**Supplied material**
+-------+

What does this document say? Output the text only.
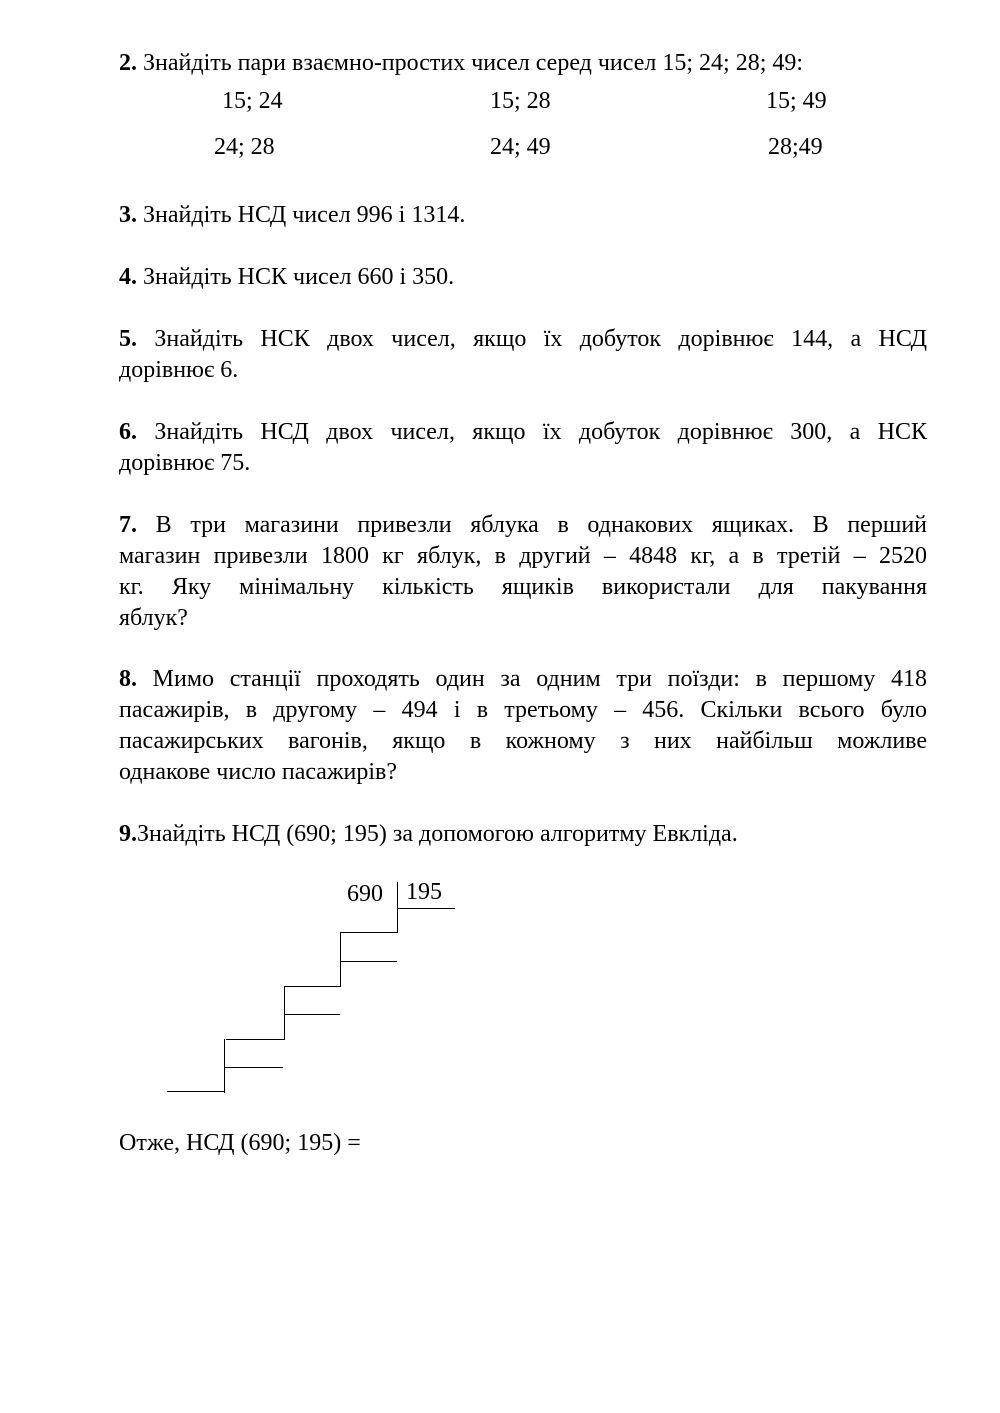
2. Знайдіть пари взаємно-простих чисел серед чисел 15; 24; 28; 49:
15; 24	15; 28	15; 49
24; 28	24; 49	28;49
3. Знайдіть НСД чисел 996 і 1314.
4. Знайдіть НСК чисел 660 і 350.
5. Знайдіть НСК двох чисел, якщо їх добуток дорівнює 144, а НСД
дорівнює 6.
6. Знайдіть НСД двох чисел, якщо їх добуток дорівнює 300, а НСК
дорівнює 75.
7. В три магазини привезли яблука в однакових ящиках. В перший
магазин привезли 1800 кг яблук, в другий – 4848 кг, а в третій – 2520
кг. Яку мінімальну кількість ящиків використали для пакування
яблук?
8. Мимо станції проходять один за одним три поїзди: в першому 418
пасажирів, в другому – 494 і в третьому – 456. Скільки всього було
пасажирських вагонів, якщо в кожному з них найбільш можливе
однакове число пасажирів?
9.Знайдіть НСД (690; 195) за допомогою алгоритму Евкліда.
690 195
Отже, НСД (690; 195) =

+-------+

**Problem description**
Every line holding "чисел" should be copied out.

**Expected answer**
2. Знайдіть пари взаємно-простих чисел серед чисел 15; 24; 28; 49:
3. Знайдіть НСД чисел 996 і 1314.
4. Знайдіть НСК чисел 660 і 350.
5. Знайдіть НСК двох чисел, якщо їх добуток дорівнює 144, а НСД
6. Знайдіть НСД двох чисел, якщо їх добуток дорівнює 300, а НСК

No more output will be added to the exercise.